▶ [Directive 1]: Write out the listing that comes after the patent passage, line for line and with no changes.
##############################
A system, carrier medium and method for adjusting an expiration period are provided herein. In one embodiment, the system includes a timing logic unit coupled to produce a predetermined number of pulses in response to a transaction request transmitted from a source device to a target device coupled within or external to the system. In general, the timing logic unit is configured to generate a time expired signal upon producing a last one of the predetermined number of pulses. The system may also include a processor for executing program instructions configured to programmably alter a rate at which the predetermined number of pulses are produced by the timing logic unit. In this manner, the system is configured to adjust an expiration period for completing a transaction cycle associated with the transaction request.

Claims

exact text as granted — not AI-modified
1 . A system, comprising: 
 a timing logic unit coupled to produce a predetermined number of pulses in response to a transaction request transmitted from a source device to a target device, wherein the timing logic unit is configured to generate a time expired signal upon producing a last one of the predetermined number of pulses; and    a processor for executing program instructions configured to programmably alter a rate at which the predetermined number of pulses are produced by the timing logic unit, thereby adjusting an expiration period for completing a transaction cycle associated with the transaction request.
##############################
▶ [Directive 2]: Pick up the patent passage on adjusting a transaction expiration period and continue it from its last sentence.

A run of records
##############################
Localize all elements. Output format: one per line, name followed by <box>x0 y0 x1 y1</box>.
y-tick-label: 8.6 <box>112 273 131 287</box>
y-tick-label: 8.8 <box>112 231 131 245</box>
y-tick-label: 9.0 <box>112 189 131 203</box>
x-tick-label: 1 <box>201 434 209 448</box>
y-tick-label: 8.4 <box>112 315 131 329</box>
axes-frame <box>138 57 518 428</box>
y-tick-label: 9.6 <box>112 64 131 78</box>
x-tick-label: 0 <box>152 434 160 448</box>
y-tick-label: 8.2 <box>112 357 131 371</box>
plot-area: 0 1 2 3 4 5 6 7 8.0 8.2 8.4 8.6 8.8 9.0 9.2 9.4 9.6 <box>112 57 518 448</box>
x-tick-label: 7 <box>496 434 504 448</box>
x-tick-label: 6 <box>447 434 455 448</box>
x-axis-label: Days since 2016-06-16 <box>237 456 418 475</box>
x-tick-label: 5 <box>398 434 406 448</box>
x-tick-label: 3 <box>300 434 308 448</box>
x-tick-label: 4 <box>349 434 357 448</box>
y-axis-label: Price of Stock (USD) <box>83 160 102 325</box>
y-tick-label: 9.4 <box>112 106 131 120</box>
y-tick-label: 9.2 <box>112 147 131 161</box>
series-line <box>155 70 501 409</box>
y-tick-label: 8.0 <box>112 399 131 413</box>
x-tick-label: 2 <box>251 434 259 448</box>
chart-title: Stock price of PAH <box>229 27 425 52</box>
##############################
▶ [Exercise response 1]:
Localize all elements. Output format: one per line, name followed by <box>x0 y0 x1 y1</box>.
y-tick-label: 8.6 <box>112 273 131 287</box>
y-tick-label: 8.8 <box>112 231 131 245</box>
y-tick-label: 9.0 <box>112 189 131 203</box>
x-tick-label: 1 <box>201 434 209 448</box>
y-tick-label: 8.4 <box>112 315 131 329</box>
axes-frame <box>138 57 518 428</box>
y-tick-label: 9.6 <box>112 64 131 78</box>
x-tick-label: 0 <box>152 434 160 448</box>
y-tick-label: 8.2 <box>112 357 131 371</box>
plot-area: 0 1 2 3 4 5 6 7 8.0 8.2 8.4 8.6 8.8 9.0 9.2 9.4 9.6 <box>112 57 518 448</box>
x-tick-label: 7 <box>496 434 504 448</box>
x-tick-label: 6 <box>447 434 455 448</box>
x-axis-label: Days since 2016-06-16 <box>237 456 418 475</box>
x-tick-label: 5 <box>398 434 406 448</box>
x-tick-label: 3 <box>300 434 308 448</box>
x-tick-label: 4 <box>349 434 357 448</box>
y-axis-label: Price of Stock (USD) <box>83 160 102 325</box>
y-tick-label: 9.4 <box>112 106 131 120</box>
y-tick-label: 9.2 <box>112 147 131 161</box>
series-line <box>155 70 501 409</box>
y-tick-label: 8.0 <box>112 399 131 413</box>
x-tick-label: 2 <box>251 434 259 448</box>
chart-title: Stock price of PAH <box>229 27 425 52</box>

▶ [Exercise response 2]:
   
   
       2 . The system as recited in  claim 1 , wherein the program instructions are configured to programmably decrease the rate for increasing the expiration period.  
   
   
       3 . The system as recited in  claim 1 , wherein the program instructions are configured to programmably increase the rate for decreasing the expiration period.  
   
   
       4 . The system as recited in  claim 1 , wherein the timing logic unit is arranged within at least one of the source and target devices.  
   
   
       5 . The system as recited in  claim 4 , further comprising a carrier medium configured to transfer information associated with the transaction cycle between the source device and the target device.  
   
   
       6 . The system as recited in  claim 5 , wherein the carrier medium comprises one or more buses within a computer system, such that the source and target devices are each arranged within the computer system.  
   
   
       7 . The system as recited in  claim 5 , wherein the carrier medium comprises a wired or wireless network interface for coupling the system to one or more additional systems, such that the source device is arranged within the system and the target device is arranged within one of the additional systems, or vice versa.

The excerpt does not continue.